— start of Working data —
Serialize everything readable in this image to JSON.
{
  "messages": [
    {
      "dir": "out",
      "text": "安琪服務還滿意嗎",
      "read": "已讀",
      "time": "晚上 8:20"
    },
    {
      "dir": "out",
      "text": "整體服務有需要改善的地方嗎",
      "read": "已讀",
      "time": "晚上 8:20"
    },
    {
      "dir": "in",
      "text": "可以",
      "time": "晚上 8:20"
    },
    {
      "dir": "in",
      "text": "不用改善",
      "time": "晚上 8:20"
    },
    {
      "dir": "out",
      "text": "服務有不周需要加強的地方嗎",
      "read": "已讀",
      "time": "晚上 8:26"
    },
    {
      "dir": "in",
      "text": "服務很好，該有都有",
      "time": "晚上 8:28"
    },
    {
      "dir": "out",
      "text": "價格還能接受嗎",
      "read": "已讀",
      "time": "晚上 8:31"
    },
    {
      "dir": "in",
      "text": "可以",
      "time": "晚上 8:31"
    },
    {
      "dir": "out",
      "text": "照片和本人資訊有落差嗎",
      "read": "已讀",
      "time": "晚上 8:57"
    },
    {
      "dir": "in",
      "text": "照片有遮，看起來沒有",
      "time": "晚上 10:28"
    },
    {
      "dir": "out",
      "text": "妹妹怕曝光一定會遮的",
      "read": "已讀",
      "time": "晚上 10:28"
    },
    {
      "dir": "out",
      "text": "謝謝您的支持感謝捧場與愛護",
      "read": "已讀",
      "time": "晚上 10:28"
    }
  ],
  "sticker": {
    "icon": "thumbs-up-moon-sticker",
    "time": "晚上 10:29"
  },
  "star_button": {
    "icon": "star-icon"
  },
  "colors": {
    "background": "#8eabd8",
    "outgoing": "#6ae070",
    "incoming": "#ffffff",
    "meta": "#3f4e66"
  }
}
— end of Working data —
- _Problem statement_
Write all of the records out again exactly.

- _Response to the exercise_
Serialize everything readable in this image to JSON.
{
  "messages": [
    {
      "dir": "out",
      "text": "安琪服務還滿意嗎",
      "read": "已讀",
      "time": "晚上 8:20"
    },
    {
      "dir": "out",
      "text": "整體服務有需要改善的地方嗎",
      "read": "已讀",
      "time": "晚上 8:20"
    },
    {
      "dir": "in",
      "text": "可以",
      "time": "晚上 8:20"
    },
    {
      "dir": "in",
      "text": "不用改善",
      "time": "晚上 8:20"
    },
    {
      "dir": "out",
      "text": "服務有不周需要加強的地方嗎",
      "read": "已讀",
      "time": "晚上 8:26"
    },
    {
      "dir": "in",
      "text": "服務很好，該有都有",
      "time": "晚上 8:28"
    },
    {
      "dir": "out",
      "text": "價格還能接受嗎",
      "read": "已讀",
      "time": "晚上 8:31"
    },
    {
      "dir": "in",
      "text": "可以",
      "time": "晚上 8:31"
    },
    {
      "dir": "out",
      "text": "照片和本人資訊有落差嗎",
      "read": "已讀",
      "time": "晚上 8:57"
    },
    {
      "dir": "in",
      "text": "照片有遮，看起來沒有",
      "time": "晚上 10:28"
    },
    {
      "dir": "out",
      "text": "妹妹怕曝光一定會遮的",
      "read": "已讀",
      "time": "晚上 10:28"
    },
    {
      "dir": "out",
      "text": "謝謝您的支持感謝捧場與愛護",
      "read": "已讀",
      "time": "晚上 10:28"
    }
  ],
  "sticker": {
    "icon": "thumbs-up-moon-sticker",
    "time": "晚上 10:29"
  },
  "star_button": {
    "icon": "star-icon"
  },
  "colors": {
    "background": "#8eabd8",
    "outgoing": "#6ae070",
    "incoming": "#ffffff",
    "meta": "#3f4e66"
  }
}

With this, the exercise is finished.